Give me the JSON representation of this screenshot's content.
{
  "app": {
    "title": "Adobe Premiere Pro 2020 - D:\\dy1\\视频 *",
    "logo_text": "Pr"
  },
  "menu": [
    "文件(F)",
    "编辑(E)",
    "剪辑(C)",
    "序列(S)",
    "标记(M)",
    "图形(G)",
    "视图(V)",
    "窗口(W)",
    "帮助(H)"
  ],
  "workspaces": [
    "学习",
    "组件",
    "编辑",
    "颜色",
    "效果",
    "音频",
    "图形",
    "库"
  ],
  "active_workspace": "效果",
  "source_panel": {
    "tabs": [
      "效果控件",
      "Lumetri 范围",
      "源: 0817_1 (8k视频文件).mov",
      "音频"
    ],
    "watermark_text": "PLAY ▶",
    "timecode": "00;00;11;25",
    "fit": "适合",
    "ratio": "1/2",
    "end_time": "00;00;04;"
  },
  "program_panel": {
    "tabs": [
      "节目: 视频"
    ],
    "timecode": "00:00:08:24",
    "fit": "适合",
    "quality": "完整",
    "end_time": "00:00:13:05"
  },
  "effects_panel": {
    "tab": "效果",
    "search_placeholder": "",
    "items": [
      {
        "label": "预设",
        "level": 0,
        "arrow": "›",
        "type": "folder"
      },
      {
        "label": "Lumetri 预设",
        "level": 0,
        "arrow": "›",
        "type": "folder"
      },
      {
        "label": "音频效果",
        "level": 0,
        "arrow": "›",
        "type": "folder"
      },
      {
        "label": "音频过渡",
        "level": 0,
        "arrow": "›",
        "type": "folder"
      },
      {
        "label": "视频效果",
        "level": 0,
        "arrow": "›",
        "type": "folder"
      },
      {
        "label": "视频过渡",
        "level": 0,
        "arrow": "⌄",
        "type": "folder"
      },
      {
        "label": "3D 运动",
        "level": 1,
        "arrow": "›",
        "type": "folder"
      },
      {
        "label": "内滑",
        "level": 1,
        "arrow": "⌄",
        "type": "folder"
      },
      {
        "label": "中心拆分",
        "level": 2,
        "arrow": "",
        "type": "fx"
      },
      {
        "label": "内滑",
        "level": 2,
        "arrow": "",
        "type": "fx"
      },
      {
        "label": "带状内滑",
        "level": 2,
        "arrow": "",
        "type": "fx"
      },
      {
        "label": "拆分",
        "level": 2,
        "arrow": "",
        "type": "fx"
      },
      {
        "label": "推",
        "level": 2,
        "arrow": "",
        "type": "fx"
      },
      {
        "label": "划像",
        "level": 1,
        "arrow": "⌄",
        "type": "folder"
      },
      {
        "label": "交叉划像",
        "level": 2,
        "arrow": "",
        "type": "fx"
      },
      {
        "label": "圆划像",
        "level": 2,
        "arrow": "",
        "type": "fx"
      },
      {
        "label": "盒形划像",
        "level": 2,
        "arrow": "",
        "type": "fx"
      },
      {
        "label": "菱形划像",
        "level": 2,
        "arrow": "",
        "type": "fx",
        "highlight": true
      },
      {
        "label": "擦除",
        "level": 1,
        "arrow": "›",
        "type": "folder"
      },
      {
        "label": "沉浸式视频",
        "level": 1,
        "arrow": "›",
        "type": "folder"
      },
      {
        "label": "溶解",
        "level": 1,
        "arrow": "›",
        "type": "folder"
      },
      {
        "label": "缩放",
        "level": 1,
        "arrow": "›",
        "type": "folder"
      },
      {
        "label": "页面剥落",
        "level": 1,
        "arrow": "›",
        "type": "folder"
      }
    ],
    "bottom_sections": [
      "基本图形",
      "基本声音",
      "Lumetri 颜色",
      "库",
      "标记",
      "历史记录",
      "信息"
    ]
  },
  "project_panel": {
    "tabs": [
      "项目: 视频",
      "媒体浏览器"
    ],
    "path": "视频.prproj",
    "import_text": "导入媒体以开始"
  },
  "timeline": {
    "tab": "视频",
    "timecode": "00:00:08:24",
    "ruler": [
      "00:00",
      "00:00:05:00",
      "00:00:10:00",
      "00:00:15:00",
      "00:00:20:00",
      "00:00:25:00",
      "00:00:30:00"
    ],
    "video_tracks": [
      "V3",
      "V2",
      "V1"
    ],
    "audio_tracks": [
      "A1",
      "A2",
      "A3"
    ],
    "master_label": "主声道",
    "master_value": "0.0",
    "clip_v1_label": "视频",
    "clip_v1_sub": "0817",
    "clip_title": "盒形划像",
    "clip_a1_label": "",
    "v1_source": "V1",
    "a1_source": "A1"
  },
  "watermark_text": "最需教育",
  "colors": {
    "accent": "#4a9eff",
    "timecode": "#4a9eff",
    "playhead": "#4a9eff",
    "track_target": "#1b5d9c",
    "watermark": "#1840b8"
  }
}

::::::::::

▸ **WHAT YOU WILL DO**
Identify each line in the records above containing the word "Lumetri"; copy those lines.

▸ **SOLUTION TO THE EXERCISE**
      "Lumetri 范围",
        "label": "Lumetri 预设",
      "Lumetri 颜色",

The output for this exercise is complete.